** START Dataset **
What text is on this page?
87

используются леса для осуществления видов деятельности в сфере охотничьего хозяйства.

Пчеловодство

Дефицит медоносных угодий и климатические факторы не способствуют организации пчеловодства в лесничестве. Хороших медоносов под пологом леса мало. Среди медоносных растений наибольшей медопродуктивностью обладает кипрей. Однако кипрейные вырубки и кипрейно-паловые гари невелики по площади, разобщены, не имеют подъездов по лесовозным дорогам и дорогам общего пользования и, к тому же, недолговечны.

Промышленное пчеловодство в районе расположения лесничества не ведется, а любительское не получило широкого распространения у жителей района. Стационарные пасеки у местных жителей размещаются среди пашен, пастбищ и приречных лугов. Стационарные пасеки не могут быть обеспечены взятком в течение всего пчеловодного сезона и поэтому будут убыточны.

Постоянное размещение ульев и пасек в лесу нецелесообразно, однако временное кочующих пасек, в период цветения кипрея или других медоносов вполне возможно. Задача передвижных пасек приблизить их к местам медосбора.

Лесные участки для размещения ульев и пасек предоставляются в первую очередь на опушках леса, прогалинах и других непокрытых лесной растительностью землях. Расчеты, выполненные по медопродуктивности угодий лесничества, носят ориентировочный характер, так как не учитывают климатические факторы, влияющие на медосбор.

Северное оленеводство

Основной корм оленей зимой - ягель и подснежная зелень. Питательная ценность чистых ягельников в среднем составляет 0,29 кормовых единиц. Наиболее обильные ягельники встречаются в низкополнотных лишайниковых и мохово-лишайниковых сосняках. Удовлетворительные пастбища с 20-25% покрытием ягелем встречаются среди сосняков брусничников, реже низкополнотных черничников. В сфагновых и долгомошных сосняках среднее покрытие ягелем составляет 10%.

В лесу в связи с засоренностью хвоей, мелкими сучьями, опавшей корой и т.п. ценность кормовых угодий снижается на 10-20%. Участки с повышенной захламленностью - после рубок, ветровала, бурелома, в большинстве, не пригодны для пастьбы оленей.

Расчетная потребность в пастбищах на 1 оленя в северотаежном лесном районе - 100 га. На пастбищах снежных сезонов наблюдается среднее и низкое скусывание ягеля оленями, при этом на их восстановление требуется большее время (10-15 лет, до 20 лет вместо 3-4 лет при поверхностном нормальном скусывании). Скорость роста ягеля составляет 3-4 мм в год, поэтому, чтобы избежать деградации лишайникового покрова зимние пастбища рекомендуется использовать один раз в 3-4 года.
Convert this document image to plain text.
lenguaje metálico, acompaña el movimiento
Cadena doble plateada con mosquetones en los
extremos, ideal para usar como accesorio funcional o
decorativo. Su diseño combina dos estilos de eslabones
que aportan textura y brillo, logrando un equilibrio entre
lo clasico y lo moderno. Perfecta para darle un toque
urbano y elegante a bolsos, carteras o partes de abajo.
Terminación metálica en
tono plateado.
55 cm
** END Dataset **
The problem: Repeat exactly the lines above, starting with the line that contains "Convert this document image to plain text." and ending with the last line, both included, and nothing else.

Response:
Convert this document image to plain text.
lenguaje metálico, acompaña el movimiento
Cadena doble plateada con mosquetones en los
extremos, ideal para usar como accesorio funcional o
decorativo. Su diseño combina dos estilos de eslabones
que aportan textura y brillo, logrando un equilibrio entre
lo clasico y lo moderno. Perfecta para darle un toque
urbano y elegante a bolsos, carteras o partes de abajo.
Terminación metálica en
tono plateado.
55 cm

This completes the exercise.